EXERCISE >>
Copy the following lines character for character.

DATASET ROWS >>
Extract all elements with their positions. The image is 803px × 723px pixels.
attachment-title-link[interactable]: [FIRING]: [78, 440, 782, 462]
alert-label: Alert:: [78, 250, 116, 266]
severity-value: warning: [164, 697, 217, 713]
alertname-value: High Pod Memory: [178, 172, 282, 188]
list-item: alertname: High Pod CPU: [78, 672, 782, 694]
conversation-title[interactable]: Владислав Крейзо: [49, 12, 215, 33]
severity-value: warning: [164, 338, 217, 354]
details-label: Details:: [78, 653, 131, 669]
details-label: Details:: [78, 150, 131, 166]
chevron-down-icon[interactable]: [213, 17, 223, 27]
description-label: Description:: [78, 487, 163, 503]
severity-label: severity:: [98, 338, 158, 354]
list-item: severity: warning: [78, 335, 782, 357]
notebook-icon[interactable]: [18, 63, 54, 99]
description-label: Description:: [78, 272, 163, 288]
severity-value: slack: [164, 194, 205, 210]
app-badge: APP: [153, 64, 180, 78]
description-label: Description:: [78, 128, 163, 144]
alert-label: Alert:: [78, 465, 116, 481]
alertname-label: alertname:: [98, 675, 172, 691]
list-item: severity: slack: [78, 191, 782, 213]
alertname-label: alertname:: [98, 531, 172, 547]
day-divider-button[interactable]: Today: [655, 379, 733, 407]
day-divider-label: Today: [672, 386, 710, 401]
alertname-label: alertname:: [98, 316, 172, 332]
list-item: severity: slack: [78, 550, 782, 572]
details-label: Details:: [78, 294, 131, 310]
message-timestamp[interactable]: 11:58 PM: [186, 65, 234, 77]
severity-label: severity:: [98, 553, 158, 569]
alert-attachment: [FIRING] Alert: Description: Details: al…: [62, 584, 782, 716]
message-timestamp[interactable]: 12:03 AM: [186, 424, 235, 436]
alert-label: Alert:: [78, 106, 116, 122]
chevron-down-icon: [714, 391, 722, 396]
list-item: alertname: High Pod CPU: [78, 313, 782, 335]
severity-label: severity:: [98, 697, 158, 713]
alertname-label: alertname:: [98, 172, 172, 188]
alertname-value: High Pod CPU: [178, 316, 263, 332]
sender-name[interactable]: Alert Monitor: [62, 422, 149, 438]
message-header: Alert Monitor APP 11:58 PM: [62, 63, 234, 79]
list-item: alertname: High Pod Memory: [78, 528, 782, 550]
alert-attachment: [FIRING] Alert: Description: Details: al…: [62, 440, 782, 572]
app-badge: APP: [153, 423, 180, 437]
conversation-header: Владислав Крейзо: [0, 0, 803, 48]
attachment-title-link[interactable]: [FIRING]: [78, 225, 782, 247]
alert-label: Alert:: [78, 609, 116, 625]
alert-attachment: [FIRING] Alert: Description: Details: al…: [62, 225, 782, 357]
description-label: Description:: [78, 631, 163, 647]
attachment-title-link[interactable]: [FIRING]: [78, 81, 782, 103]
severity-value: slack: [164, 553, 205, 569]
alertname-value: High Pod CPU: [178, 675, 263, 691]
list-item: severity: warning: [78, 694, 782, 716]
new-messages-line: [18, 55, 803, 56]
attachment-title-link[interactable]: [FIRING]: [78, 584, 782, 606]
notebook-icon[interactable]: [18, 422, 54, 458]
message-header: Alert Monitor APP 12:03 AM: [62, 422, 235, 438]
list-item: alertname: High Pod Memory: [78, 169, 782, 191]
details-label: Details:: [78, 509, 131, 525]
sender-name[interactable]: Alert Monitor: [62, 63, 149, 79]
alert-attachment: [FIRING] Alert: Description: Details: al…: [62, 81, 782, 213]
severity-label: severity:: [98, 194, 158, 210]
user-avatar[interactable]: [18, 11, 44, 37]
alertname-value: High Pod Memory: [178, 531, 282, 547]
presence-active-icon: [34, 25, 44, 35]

SOLUTION TO THIS EXERCISE >>
Extract all elements with their positions. The image is 803px × 723px pixels.
attachment-title-link[interactable]: [FIRING]: [78, 440, 782, 462]
alert-label: Alert:: [78, 250, 116, 266]
severity-value: warning: [164, 697, 217, 713]
alertname-value: High Pod Memory: [178, 172, 282, 188]
list-item: alertname: High Pod CPU: [78, 672, 782, 694]
conversation-title[interactable]: Владислав Крейзо: [49, 12, 215, 33]
severity-value: warning: [164, 338, 217, 354]
details-label: Details:: [78, 653, 131, 669]
details-label: Details:: [78, 150, 131, 166]
chevron-down-icon[interactable]: [213, 17, 223, 27]
description-label: Description:: [78, 487, 163, 503]
severity-label: severity:: [98, 338, 158, 354]
list-item: severity: warning: [78, 335, 782, 357]
notebook-icon[interactable]: [18, 63, 54, 99]
description-label: Description:: [78, 272, 163, 288]
severity-value: slack: [164, 194, 205, 210]
app-badge: APP: [153, 64, 180, 78]
description-label: Description:: [78, 128, 163, 144]
alert-label: Alert:: [78, 465, 116, 481]
alertname-label: alertname:: [98, 675, 172, 691]
list-item: severity: slack: [78, 191, 782, 213]
alertname-label: alertname:: [98, 531, 172, 547]
day-divider-button[interactable]: Today: [655, 379, 733, 407]
day-divider-label: Today: [672, 386, 710, 401]
alertname-label: alertname:: [98, 316, 172, 332]
list-item: severity: slack: [78, 550, 782, 572]
details-label: Details:: [78, 294, 131, 310]
message-timestamp[interactable]: 11:58 PM: [186, 65, 234, 77]
severity-label: severity:: [98, 553, 158, 569]
alert-attachment: [FIRING] Alert: Description: Details: al…: [62, 584, 782, 716]
message-timestamp[interactable]: 12:03 AM: [186, 424, 235, 436]
alert-label: Alert:: [78, 106, 116, 122]
chevron-down-icon: [714, 391, 722, 396]
list-item: alertname: High Pod CPU: [78, 313, 782, 335]
severity-label: severity:: [98, 697, 158, 713]
alertname-label: alertname:: [98, 172, 172, 188]
alertname-value: High Pod CPU: [178, 316, 263, 332]
sender-name[interactable]: Alert Monitor: [62, 422, 149, 438]
message-header: Alert Monitor APP 11:58 PM: [62, 63, 234, 79]
list-item: alertname: High Pod Memory: [78, 528, 782, 550]
alert-attachment: [FIRING] Alert: Description: Details: al…: [62, 440, 782, 572]
app-badge: APP: [153, 423, 180, 437]
conversation-header: Владислав Крейзо: [0, 0, 803, 48]
attachment-title-link[interactable]: [FIRING]: [78, 225, 782, 247]
alert-label: Alert:: [78, 609, 116, 625]
alert-attachment: [FIRING] Alert: Description: Details: al…: [62, 225, 782, 357]
description-label: Description:: [78, 631, 163, 647]
attachment-title-link[interactable]: [FIRING]: [78, 81, 782, 103]
severity-value: slack: [164, 553, 205, 569]
alertname-value: High Pod CPU: [178, 675, 263, 691]
list-item: severity: warning: [78, 694, 782, 716]
new-messages-line: [18, 55, 803, 56]
attachment-title-link[interactable]: [FIRING]: [78, 584, 782, 606]
notebook-icon[interactable]: [18, 422, 54, 458]
message-header: Alert Monitor APP 12:03 AM: [62, 422, 235, 438]
list-item: alertname: High Pod Memory: [78, 169, 782, 191]
details-label: Details:: [78, 509, 131, 525]
sender-name[interactable]: Alert Monitor: [62, 63, 149, 79]
alert-attachment: [FIRING] Alert: Description: Details: al…: [62, 81, 782, 213]
severity-label: severity:: [98, 194, 158, 210]
user-avatar[interactable]: [18, 11, 44, 37]
alertname-value: High Pod Memory: [178, 531, 282, 547]
presence-active-icon: [34, 25, 44, 35]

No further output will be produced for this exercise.